§ RECORDS TO PROCESS:
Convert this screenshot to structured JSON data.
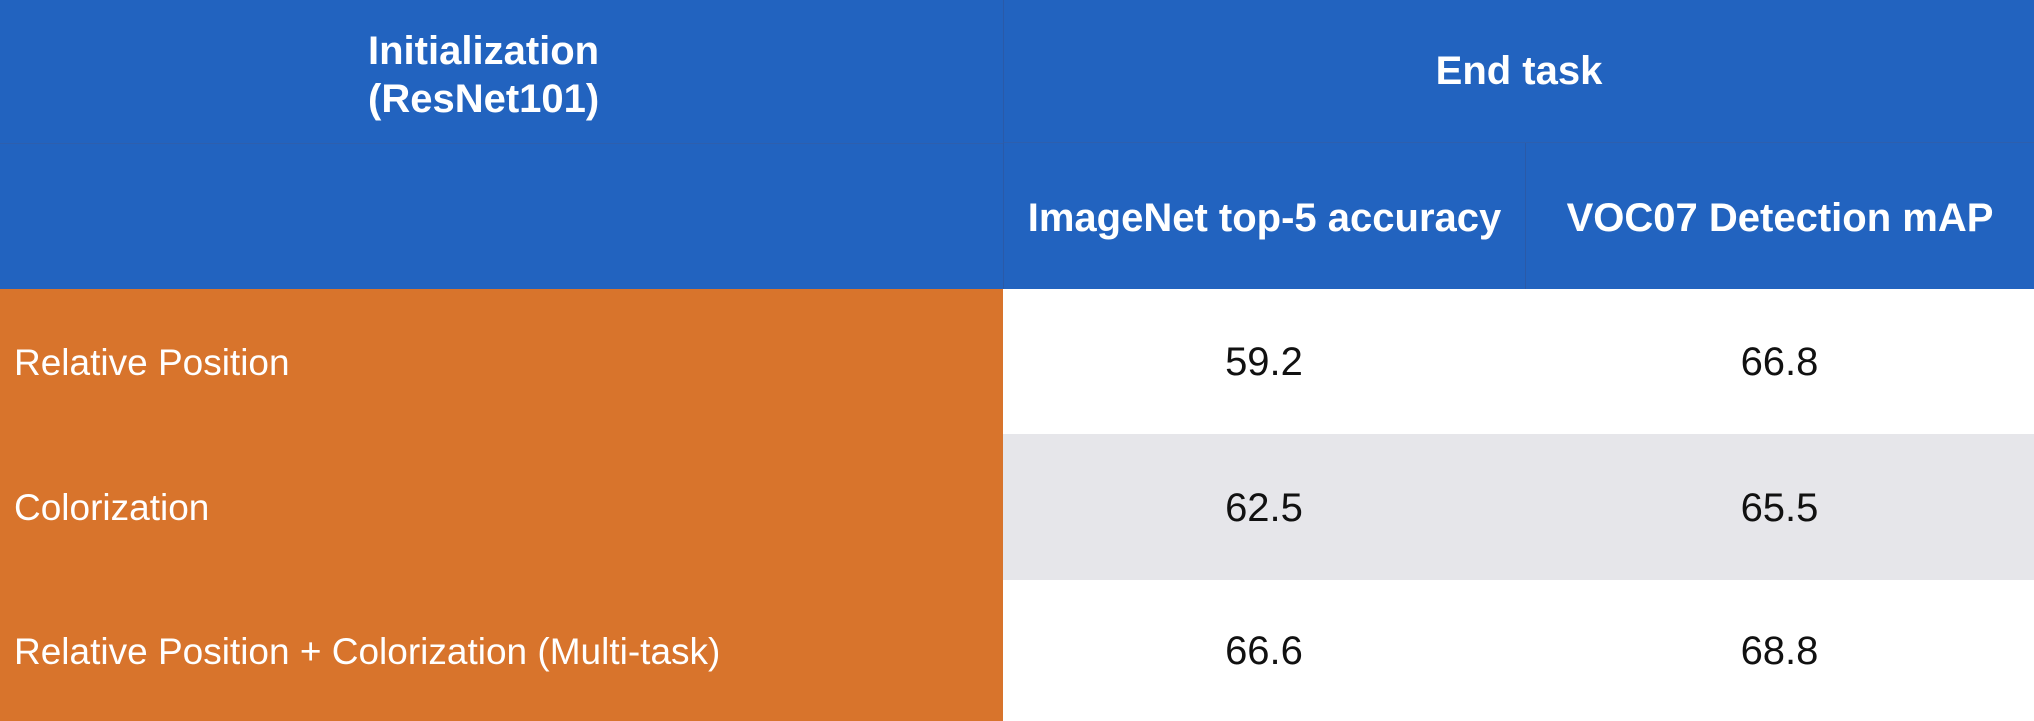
{
  "header": {
    "initialization_line1": "Initialization",
    "initialization_line2": "(ResNet101)",
    "end_task": "End task",
    "columns": [
      "ImageNet top-5 accuracy",
      "VOC07 Detection mAP"
    ]
  },
  "rows": [
    {
      "label": "Relative Position",
      "values": [
        "59.2",
        "66.8"
      ]
    },
    {
      "label": "Colorization",
      "values": [
        "62.5",
        "65.5"
      ]
    },
    {
      "label": "Relative Position + Colorization (Multi-task)",
      "values": [
        "66.6",
        "68.8"
      ]
    }
  ],
  "colors": {
    "header_blue": "#2263bf",
    "row_label_orange": "#d8742c",
    "alt_row_gray": "#e6e6ea"
  }
}
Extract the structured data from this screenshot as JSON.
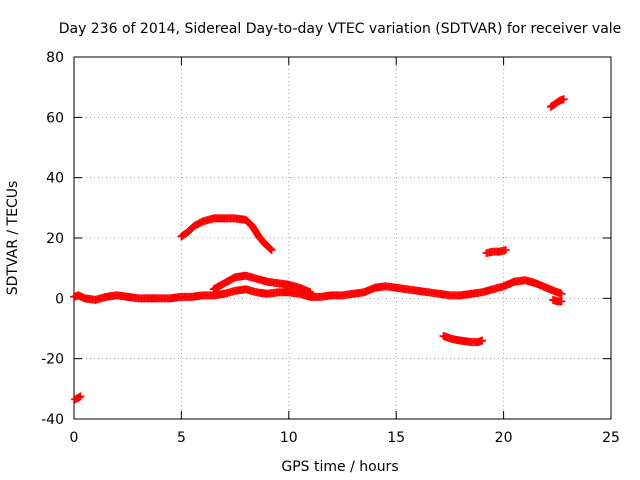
{
  "chart_data": {
    "type": "scatter",
    "title": "Day 236 of 2014, Sidereal Day-to-day VTEC variation (SDTVAR) for receiver vale",
    "xlabel": "GPS time / hours",
    "ylabel": "SDTVAR / TECUs",
    "xlim": [
      0,
      25
    ],
    "ylim": [
      -40,
      80
    ],
    "xticks": [
      0,
      5,
      10,
      15,
      20,
      25
    ],
    "yticks": [
      -40,
      -20,
      0,
      20,
      40,
      60,
      80
    ],
    "grid": true,
    "marker": "cross",
    "color": "#ff0000",
    "series": [
      {
        "name": "isolated-low",
        "points": [
          [
            0.05,
            -33.5
          ],
          [
            0.2,
            -33.0
          ],
          [
            0.3,
            -32.5
          ]
        ]
      },
      {
        "name": "baseline",
        "points": [
          [
            0.0,
            0.5
          ],
          [
            0.2,
            1.0
          ],
          [
            0.5,
            0.0
          ],
          [
            1.0,
            -0.5
          ],
          [
            1.5,
            0.5
          ],
          [
            2.0,
            1.0
          ],
          [
            2.5,
            0.5
          ],
          [
            3.0,
            0.0
          ],
          [
            3.5,
            0.0
          ],
          [
            4.0,
            0.0
          ],
          [
            4.5,
            0.0
          ],
          [
            5.0,
            0.5
          ],
          [
            5.5,
            0.5
          ],
          [
            6.0,
            1.0
          ],
          [
            6.5,
            1.0
          ],
          [
            7.0,
            1.5
          ],
          [
            7.5,
            2.5
          ],
          [
            8.0,
            3.0
          ],
          [
            8.5,
            2.0
          ],
          [
            9.0,
            1.5
          ],
          [
            9.5,
            2.0
          ],
          [
            10.0,
            2.0
          ],
          [
            10.5,
            1.5
          ],
          [
            11.0,
            0.5
          ],
          [
            11.5,
            0.5
          ],
          [
            12.0,
            1.0
          ],
          [
            12.5,
            1.0
          ],
          [
            13.0,
            1.5
          ],
          [
            13.5,
            2.0
          ],
          [
            14.0,
            3.5
          ],
          [
            14.5,
            4.0
          ],
          [
            15.0,
            3.5
          ],
          [
            15.5,
            3.0
          ],
          [
            16.0,
            2.5
          ],
          [
            16.5,
            2.0
          ],
          [
            17.0,
            1.5
          ],
          [
            17.5,
            1.0
          ],
          [
            18.0,
            1.0
          ],
          [
            18.5,
            1.5
          ],
          [
            19.0,
            2.0
          ],
          [
            19.5,
            3.0
          ],
          [
            20.0,
            4.0
          ],
          [
            20.5,
            5.5
          ],
          [
            21.0,
            6.0
          ],
          [
            21.5,
            5.0
          ],
          [
            22.0,
            3.5
          ],
          [
            22.5,
            2.0
          ],
          [
            22.7,
            1.5
          ]
        ]
      },
      {
        "name": "upper-trace",
        "points": [
          [
            6.5,
            3.0
          ],
          [
            7.0,
            5.0
          ],
          [
            7.5,
            7.0
          ],
          [
            8.0,
            7.5
          ],
          [
            8.5,
            6.5
          ],
          [
            9.0,
            5.5
          ],
          [
            9.5,
            5.0
          ],
          [
            10.0,
            4.5
          ],
          [
            10.5,
            3.5
          ],
          [
            11.0,
            2.0
          ]
        ]
      },
      {
        "name": "hump",
        "points": [
          [
            5.0,
            20.5
          ],
          [
            5.3,
            22.0
          ],
          [
            5.6,
            24.0
          ],
          [
            6.0,
            25.5
          ],
          [
            6.5,
            26.5
          ],
          [
            7.0,
            26.5
          ],
          [
            7.5,
            26.5
          ],
          [
            8.0,
            26.0
          ],
          [
            8.3,
            24.0
          ],
          [
            8.6,
            20.5
          ],
          [
            8.9,
            18.0
          ],
          [
            9.2,
            16.0
          ]
        ]
      },
      {
        "name": "negative-dip",
        "points": [
          [
            17.2,
            -12.5
          ],
          [
            17.6,
            -13.5
          ],
          [
            18.0,
            -14.0
          ],
          [
            18.5,
            -14.5
          ],
          [
            18.8,
            -14.5
          ],
          [
            19.0,
            -14.0
          ]
        ]
      },
      {
        "name": "short-segment",
        "points": [
          [
            19.2,
            15.0
          ],
          [
            19.5,
            15.5
          ],
          [
            19.8,
            15.5
          ],
          [
            20.1,
            16.0
          ]
        ]
      },
      {
        "name": "drop-at-end",
        "points": [
          [
            22.3,
            -0.5
          ],
          [
            22.5,
            -1.0
          ],
          [
            22.7,
            -1.0
          ]
        ]
      },
      {
        "name": "high-segment",
        "points": [
          [
            22.2,
            63.5
          ],
          [
            22.4,
            64.5
          ],
          [
            22.6,
            65.5
          ],
          [
            22.8,
            66.0
          ]
        ]
      }
    ]
  }
}
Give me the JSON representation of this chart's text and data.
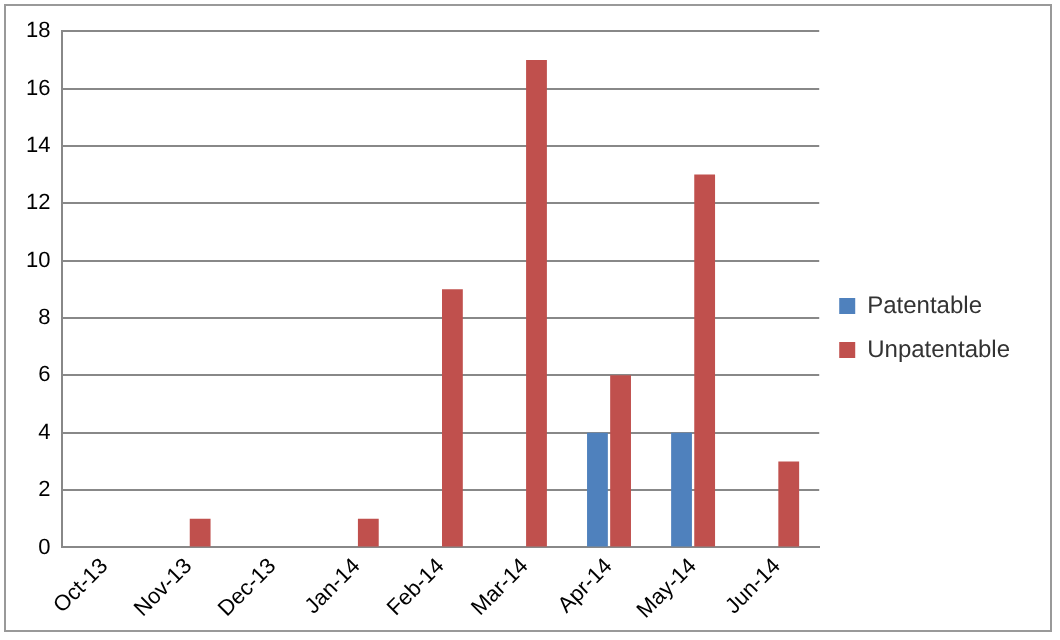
{
  "chart_data": {
    "type": "bar",
    "categories": [
      "Oct-13",
      "Nov-13",
      "Dec-13",
      "Jan-14",
      "Feb-14",
      "Mar-14",
      "Apr-14",
      "May-14",
      "Jun-14"
    ],
    "series": [
      {
        "name": "Patentable",
        "color": "#4f81bd",
        "values": [
          0,
          0,
          0,
          0,
          0,
          0,
          4,
          4,
          0
        ]
      },
      {
        "name": "Unpatentable",
        "color": "#c0504d",
        "values": [
          0,
          1,
          0,
          1,
          9,
          17,
          6,
          13,
          3
        ]
      }
    ],
    "ylim": [
      0,
      18
    ],
    "yticks": [
      0,
      2,
      4,
      6,
      8,
      10,
      12,
      14,
      16,
      18
    ],
    "grid": "y",
    "legend": "right"
  }
}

§ WHAT THE TASK REQUIRES:
Your copy of the data should match it exactly, except that pictures are left out.

§ SOLUTION TO THE EXERCISE:
Convert this screenshot to structured JSON data.
{
  "header": {
    "initialization_line1": "Initialization",
    "initialization_line2": "(ResNet101)",
    "end_task": "End task",
    "columns": [
      "ImageNet top-5 accuracy",
      "VOC07 Detection mAP"
    ]
  },
  "rows": [
    {
      "label": "Relative Position",
      "values": [
        "59.2",
        "66.8"
      ]
    },
    {
      "label": "Colorization",
      "values": [
        "62.5",
        "65.5"
      ]
    },
    {
      "label": "Relative Position + Colorization (Multi-task)",
      "values": [
        "66.6",
        "68.8"
      ]
    }
  ],
  "colors": {
    "header_blue": "#2263bf",
    "row_label_orange": "#d8742c",
    "alt_row_gray": "#e6e6ea"
  }
}
Extract the structured data from this screenshot as JSON.
{
  "chart_data": {
    "type": "scatter",
    "title": "Day 236 of 2014, Sidereal Day-to-day VTEC variation (SDTVAR) for receiver vale",
    "xlabel": "GPS time / hours",
    "ylabel": "SDTVAR / TECUs",
    "xlim": [
      0,
      25
    ],
    "ylim": [
      -40,
      80
    ],
    "xticks": [
      0,
      5,
      10,
      15,
      20,
      25
    ],
    "yticks": [
      -40,
      -20,
      0,
      20,
      40,
      60,
      80
    ],
    "grid": true,
    "marker": "cross",
    "color": "#ff0000",
    "series": [
      {
        "name": "isolated-low",
        "points": [
          [
            0.05,
            -33.5
          ],
          [
            0.2,
            -33.0
          ],
          [
            0.3,
            -32.5
          ]
        ]
      },
      {
        "name": "baseline",
        "points": [
          [
            0.0,
            0.5
          ],
          [
            0.2,
            1.0
          ],
          [
            0.5,
            0.0
          ],
          [
            1.0,
            -0.5
          ],
          [
            1.5,
            0.5
          ],
          [
            2.0,
            1.0
          ],
          [
            2.5,
            0.5
          ],
          [
            3.0,
            0.0
          ],
          [
            3.5,
            0.0
          ],
          [
            4.0,
            0.0
          ],
          [
            4.5,
            0.0
          ],
          [
            5.0,
            0.5
          ],
          [
            5.5,
            0.5
          ],
          [
            6.0,
            1.0
          ],
          [
            6.5,
            1.0
          ],
          [
            7.0,
            1.5
          ],
          [
            7.5,
            2.5
          ],
          [
            8.0,
            3.0
          ],
          [
            8.5,
            2.0
          ],
          [
            9.0,
            1.5
          ],
          [
            9.5,
            2.0
          ],
          [
            10.0,
            2.0
          ],
          [
            10.5,
            1.5
          ],
          [
            11.0,
            0.5
          ],
          [
            11.5,
            0.5
          ],
          [
            12.0,
            1.0
          ],
          [
            12.5,
            1.0
          ],
          [
            13.0,
            1.5
          ],
          [
            13.5,
            2.0
          ],
          [
            14.0,
            3.5
          ],
          [
            14.5,
            4.0
          ],
          [
            15.0,
            3.5
          ],
          [
            15.5,
            3.0
          ],
          [
            16.0,
            2.5
          ],
          [
            16.5,
            2.0
          ],
          [
            17.0,
            1.5
          ],
          [
            17.5,
            1.0
          ],
          [
            18.0,
            1.0
          ],
          [
            18.5,
            1.5
          ],
          [
            19.0,
            2.0
          ],
          [
            19.5,
            3.0
          ],
          [
            20.0,
            4.0
          ],
          [
            20.5,
            5.5
          ],
          [
            21.0,
            6.0
          ],
          [
            21.5,
            5.0
          ],
          [
            22.0,
            3.5
          ],
          [
            22.5,
            2.0
          ],
          [
            22.7,
            1.5
          ]
        ]
      },
      {
        "name": "upper-trace",
        "points": [
          [
            6.5,
            3.0
          ],
          [
            7.0,
            5.0
          ],
          [
            7.5,
            7.0
          ],
          [
            8.0,
            7.5
          ],
          [
            8.5,
            6.5
          ],
          [
            9.0,
            5.5
          ],
          [
            9.5,
            5.0
          ],
          [
            10.0,
            4.5
          ],
          [
            10.5,
            3.5
          ],
          [
            11.0,
            2.0
          ]
        ]
      },
      {
        "name": "hump",
        "points": [
          [
            5.0,
            20.5
          ],
          [
            5.3,
            22.0
          ],
          [
            5.6,
            24.0
          ],
          [
            6.0,
            25.5
          ],
          [
            6.5,
            26.5
          ],
          [
            7.0,
            26.5
          ],
          [
            7.5,
            26.5
          ],
          [
            8.0,
            26.0
          ],
          [
            8.3,
            24.0
          ],
          [
            8.6,
            20.5
          ],
          [
            8.9,
            18.0
          ],
          [
            9.2,
            16.0
          ]
        ]
      },
      {
        "name": "negative-dip",
        "points": [
          [
            17.2,
            -12.5
          ],
          [
            17.6,
            -13.5
          ],
          [
            18.0,
            -14.0
          ],
          [
            18.5,
            -14.5
          ],
          [
            18.8,
            -14.5
          ],
          [
            19.0,
            -14.0
          ]
        ]
      },
      {
        "name": "short-segment",
        "points": [
          [
            19.2,
            15.0
          ],
          [
            19.5,
            15.5
          ],
          [
            19.8,
            15.5
          ],
          [
            20.1,
            16.0
          ]
        ]
      },
      {
        "name": "drop-at-end",
        "points": [
          [
            22.3,
            -0.5
          ],
          [
            22.5,
            -1.0
          ],
          [
            22.7,
            -1.0
          ]
        ]
      },
      {
        "name": "high-segment",
        "points": [
          [
            22.2,
            63.5
          ],
          [
            22.4,
            64.5
          ],
          [
            22.6,
            65.5
          ],
          [
            22.8,
            66.0
          ]
        ]
      }
    ]
  }
}
Give me the JSON representation of this chart's text and data.
{
  "chart_data": {
    "type": "bar",
    "categories": [
      "Oct-13",
      "Nov-13",
      "Dec-13",
      "Jan-14",
      "Feb-14",
      "Mar-14",
      "Apr-14",
      "May-14",
      "Jun-14"
    ],
    "series": [
      {
        "name": "Patentable",
        "color": "#4f81bd",
        "values": [
          0,
          0,
          0,
          0,
          0,
          0,
          4,
          4,
          0
        ]
      },
      {
        "name": "Unpatentable",
        "color": "#c0504d",
        "values": [
          0,
          1,
          0,
          1,
          9,
          17,
          6,
          13,
          3
        ]
      }
    ],
    "ylim": [
      0,
      18
    ],
    "yticks": [
      0,
      2,
      4,
      6,
      8,
      10,
      12,
      14,
      16,
      18
    ],
    "grid": "y",
    "legend": "right"
  }
}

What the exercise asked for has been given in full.